— begin Supplied information —
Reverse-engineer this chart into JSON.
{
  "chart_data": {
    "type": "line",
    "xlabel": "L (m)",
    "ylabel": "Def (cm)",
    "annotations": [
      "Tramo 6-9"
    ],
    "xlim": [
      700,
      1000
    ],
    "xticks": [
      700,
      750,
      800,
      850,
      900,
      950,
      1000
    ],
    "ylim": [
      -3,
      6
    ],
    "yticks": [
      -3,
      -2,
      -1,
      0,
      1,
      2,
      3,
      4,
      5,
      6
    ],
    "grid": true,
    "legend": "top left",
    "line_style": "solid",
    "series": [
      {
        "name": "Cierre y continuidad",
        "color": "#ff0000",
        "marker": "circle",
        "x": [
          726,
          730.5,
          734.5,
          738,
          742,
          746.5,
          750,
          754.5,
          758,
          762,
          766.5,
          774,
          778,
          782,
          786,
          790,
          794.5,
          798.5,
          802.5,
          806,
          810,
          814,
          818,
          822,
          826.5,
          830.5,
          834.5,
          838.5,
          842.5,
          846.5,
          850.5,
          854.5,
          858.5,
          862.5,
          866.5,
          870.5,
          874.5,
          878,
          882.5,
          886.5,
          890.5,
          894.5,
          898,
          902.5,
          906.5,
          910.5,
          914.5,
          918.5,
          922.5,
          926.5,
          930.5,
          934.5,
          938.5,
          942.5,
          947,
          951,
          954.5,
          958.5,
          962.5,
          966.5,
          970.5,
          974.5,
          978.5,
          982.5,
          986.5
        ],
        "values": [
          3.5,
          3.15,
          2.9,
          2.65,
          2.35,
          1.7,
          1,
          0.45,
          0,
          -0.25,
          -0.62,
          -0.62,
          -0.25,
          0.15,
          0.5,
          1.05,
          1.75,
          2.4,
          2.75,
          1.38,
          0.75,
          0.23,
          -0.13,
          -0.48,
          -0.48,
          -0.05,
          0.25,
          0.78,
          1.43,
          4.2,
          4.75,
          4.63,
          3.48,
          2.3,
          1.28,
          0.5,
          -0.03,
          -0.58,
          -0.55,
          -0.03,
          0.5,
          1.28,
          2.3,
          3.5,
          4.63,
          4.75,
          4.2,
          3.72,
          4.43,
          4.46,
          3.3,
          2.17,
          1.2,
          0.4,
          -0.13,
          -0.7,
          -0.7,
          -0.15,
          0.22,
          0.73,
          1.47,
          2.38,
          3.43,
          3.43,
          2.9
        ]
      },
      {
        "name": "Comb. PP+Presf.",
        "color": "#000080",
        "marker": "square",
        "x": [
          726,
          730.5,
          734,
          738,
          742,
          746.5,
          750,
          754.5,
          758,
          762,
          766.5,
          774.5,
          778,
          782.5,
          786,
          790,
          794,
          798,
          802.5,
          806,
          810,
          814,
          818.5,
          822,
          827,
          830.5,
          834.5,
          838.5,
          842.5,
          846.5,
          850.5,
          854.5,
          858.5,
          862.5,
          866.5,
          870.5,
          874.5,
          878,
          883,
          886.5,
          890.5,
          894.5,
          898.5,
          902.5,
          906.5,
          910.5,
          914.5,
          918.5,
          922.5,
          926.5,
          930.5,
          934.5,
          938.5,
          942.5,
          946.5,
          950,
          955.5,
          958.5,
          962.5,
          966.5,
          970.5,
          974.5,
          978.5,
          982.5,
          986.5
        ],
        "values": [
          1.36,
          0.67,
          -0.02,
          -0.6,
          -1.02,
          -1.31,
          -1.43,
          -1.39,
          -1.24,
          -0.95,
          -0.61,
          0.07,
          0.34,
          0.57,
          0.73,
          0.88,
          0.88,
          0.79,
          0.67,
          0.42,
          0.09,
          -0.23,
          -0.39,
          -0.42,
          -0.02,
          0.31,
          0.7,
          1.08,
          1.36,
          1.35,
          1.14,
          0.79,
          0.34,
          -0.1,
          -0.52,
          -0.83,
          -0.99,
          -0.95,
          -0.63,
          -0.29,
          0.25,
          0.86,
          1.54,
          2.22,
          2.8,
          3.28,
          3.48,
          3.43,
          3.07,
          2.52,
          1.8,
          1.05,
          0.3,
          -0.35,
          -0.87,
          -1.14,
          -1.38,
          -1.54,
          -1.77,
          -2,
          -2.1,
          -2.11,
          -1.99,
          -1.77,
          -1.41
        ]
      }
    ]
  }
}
— end Supplied information —
*Short exercise*:
Search the data above for lines holding "name" and copy each of them.

*Solution for this task*:
        "name": "Cierre y continuidad",
        "name": "Comb. PP+Presf.",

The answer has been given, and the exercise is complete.